***** Raw records
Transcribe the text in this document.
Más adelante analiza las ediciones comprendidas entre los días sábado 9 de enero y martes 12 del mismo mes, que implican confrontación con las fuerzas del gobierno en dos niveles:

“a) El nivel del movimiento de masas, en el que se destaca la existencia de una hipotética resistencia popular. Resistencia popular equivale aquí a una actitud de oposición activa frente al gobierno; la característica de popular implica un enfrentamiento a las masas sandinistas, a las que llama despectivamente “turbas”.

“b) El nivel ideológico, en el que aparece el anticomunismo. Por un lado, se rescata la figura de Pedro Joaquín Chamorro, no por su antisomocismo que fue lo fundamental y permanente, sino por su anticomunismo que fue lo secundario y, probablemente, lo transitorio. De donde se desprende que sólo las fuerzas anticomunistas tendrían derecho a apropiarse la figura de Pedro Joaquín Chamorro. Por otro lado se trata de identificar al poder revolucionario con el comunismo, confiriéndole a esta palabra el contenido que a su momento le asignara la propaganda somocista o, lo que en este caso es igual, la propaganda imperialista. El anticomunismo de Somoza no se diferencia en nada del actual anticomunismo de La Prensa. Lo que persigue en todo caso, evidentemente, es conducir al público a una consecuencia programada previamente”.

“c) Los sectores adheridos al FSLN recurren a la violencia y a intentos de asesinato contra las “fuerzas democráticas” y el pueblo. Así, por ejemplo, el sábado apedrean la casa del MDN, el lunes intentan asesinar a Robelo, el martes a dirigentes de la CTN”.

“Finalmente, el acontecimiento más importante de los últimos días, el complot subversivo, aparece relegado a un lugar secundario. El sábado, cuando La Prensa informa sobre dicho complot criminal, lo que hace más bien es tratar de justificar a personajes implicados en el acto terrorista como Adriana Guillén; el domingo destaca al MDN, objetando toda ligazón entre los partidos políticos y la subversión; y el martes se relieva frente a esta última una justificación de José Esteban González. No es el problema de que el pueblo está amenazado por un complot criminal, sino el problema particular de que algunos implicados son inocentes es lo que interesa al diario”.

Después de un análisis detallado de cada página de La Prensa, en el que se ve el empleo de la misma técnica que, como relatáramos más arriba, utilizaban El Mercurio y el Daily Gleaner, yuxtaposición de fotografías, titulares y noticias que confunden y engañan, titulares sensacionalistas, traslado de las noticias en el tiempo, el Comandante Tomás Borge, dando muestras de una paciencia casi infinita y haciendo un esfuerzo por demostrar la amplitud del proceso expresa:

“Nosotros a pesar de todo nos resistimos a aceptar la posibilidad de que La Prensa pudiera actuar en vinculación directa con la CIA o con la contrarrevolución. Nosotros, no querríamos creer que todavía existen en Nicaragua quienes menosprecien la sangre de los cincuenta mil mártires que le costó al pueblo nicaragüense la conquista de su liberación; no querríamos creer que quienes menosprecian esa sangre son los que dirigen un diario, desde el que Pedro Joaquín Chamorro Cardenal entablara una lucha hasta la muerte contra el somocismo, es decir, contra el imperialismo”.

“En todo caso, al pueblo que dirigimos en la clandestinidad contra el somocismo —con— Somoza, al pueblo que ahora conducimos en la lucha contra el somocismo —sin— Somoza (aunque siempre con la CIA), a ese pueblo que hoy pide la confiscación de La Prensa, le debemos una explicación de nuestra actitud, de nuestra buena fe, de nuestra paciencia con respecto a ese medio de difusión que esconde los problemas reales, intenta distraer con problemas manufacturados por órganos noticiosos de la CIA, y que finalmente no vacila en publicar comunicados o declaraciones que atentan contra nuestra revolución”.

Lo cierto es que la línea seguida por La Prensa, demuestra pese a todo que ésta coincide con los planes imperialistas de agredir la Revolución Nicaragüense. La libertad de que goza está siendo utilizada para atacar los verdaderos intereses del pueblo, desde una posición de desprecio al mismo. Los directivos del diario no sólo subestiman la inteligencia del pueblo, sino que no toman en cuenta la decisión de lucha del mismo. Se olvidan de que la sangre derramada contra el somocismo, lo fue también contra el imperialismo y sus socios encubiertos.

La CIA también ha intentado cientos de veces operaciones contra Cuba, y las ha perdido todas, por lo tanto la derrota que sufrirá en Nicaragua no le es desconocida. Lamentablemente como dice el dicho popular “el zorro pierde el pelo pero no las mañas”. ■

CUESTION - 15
**********
* [Instruction]:
Quote all of the entries exactly as they appear.

* [Right answer]:
Transcribe the text in this document.
Más adelante analiza las ediciones comprendidas entre los días sábado 9 de enero y martes 12 del mismo mes, que implican confrontación con las fuerzas del gobierno en dos niveles:

“a) El nivel del movimiento de masas, en el que se destaca la existencia de una hipotética resistencia popular. Resistencia popular equivale aquí a una actitud de oposición activa frente al gobierno; la característica de popular implica un enfrentamiento a las masas sandinistas, a las que llama despectivamente “turbas”.

“b) El nivel ideológico, en el que aparece el anticomunismo. Por un lado, se rescata la figura de Pedro Joaquín Chamorro, no por su antisomocismo que fue lo fundamental y permanente, sino por su anticomunismo que fue lo secundario y, probablemente, lo transitorio. De donde se desprende que sólo las fuerzas anticomunistas tendrían derecho a apropiarse la figura de Pedro Joaquín Chamorro. Por otro lado se trata de identificar al poder revolucionario con el comunismo, confiriéndole a esta palabra el contenido que a su momento le asignara la propaganda somocista o, lo que en este caso es igual, la propaganda imperialista. El anticomunismo de Somoza no se diferencia en nada del actual anticomunismo de La Prensa. Lo que persigue en todo caso, evidentemente, es conducir al público a una consecuencia programada previamente”.

“c) Los sectores adheridos al FSLN recurren a la violencia y a intentos de asesinato contra las “fuerzas democráticas” y el pueblo. Así, por ejemplo, el sábado apedrean la casa del MDN, el lunes intentan asesinar a Robelo, el martes a dirigentes de la CTN”.

“Finalmente, el acontecimiento más importante de los últimos días, el complot subversivo, aparece relegado a un lugar secundario. El sábado, cuando La Prensa informa sobre dicho complot criminal, lo que hace más bien es tratar de justificar a personajes implicados en el acto terrorista como Adriana Guillén; el domingo destaca al MDN, objetando toda ligazón entre los partidos políticos y la subversión; y el martes se relieva frente a esta última una justificación de José Esteban González. No es el problema de que el pueblo está amenazado por un complot criminal, sino el problema particular de que algunos implicados son inocentes es lo que interesa al diario”.

Después de un análisis detallado de cada página de La Prensa, en el que se ve el empleo de la misma técnica que, como relatáramos más arriba, utilizaban El Mercurio y el Daily Gleaner, yuxtaposición de fotografías, titulares y noticias que confunden y engañan, titulares sensacionalistas, traslado de las noticias en el tiempo, el Comandante Tomás Borge, dando muestras de una paciencia casi infinita y haciendo un esfuerzo por demostrar la amplitud del proceso expresa:

“Nosotros a pesar de todo nos resistimos a aceptar la posibilidad de que La Prensa pudiera actuar en vinculación directa con la CIA o con la contrarrevolución. Nosotros, no querríamos creer que todavía existen en Nicaragua quienes menosprecien la sangre de los cincuenta mil mártires que le costó al pueblo nicaragüense la conquista de su liberación; no querríamos creer que quienes menosprecian esa sangre son los que dirigen un diario, desde el que Pedro Joaquín Chamorro Cardenal entablara una lucha hasta la muerte contra el somocismo, es decir, contra el imperialismo”.

“En todo caso, al pueblo que dirigimos en la clandestinidad contra el somocismo —con— Somoza, al pueblo que ahora conducimos en la lucha contra el somocismo —sin— Somoza (aunque siempre con la CIA), a ese pueblo que hoy pide la confiscación de La Prensa, le debemos una explicación de nuestra actitud, de nuestra buena fe, de nuestra paciencia con respecto a ese medio de difusión que esconde los problemas reales, intenta distraer con problemas manufacturados por órganos noticiosos de la CIA, y que finalmente no vacila en publicar comunicados o declaraciones que atentan contra nuestra revolución”.

Lo cierto es que la línea seguida por La Prensa, demuestra pese a todo que ésta coincide con los planes imperialistas de agredir la Revolución Nicaragüense. La libertad de que goza está siendo utilizada para atacar los verdaderos intereses del pueblo, desde una posición de desprecio al mismo. Los directivos del diario no sólo subestiman la inteligencia del pueblo, sino que no toman en cuenta la decisión de lucha del mismo. Se olvidan de que la sangre derramada contra el somocismo, lo fue también contra el imperialismo y sus socios encubiertos.

La CIA también ha intentado cientos de veces operaciones contra Cuba, y las ha perdido todas, por lo tanto la derrota que sufrirá en Nicaragua no le es desconocida. Lamentablemente como dice el dicho popular “el zorro pierde el pelo pero no las mañas”. ■

CUESTION - 15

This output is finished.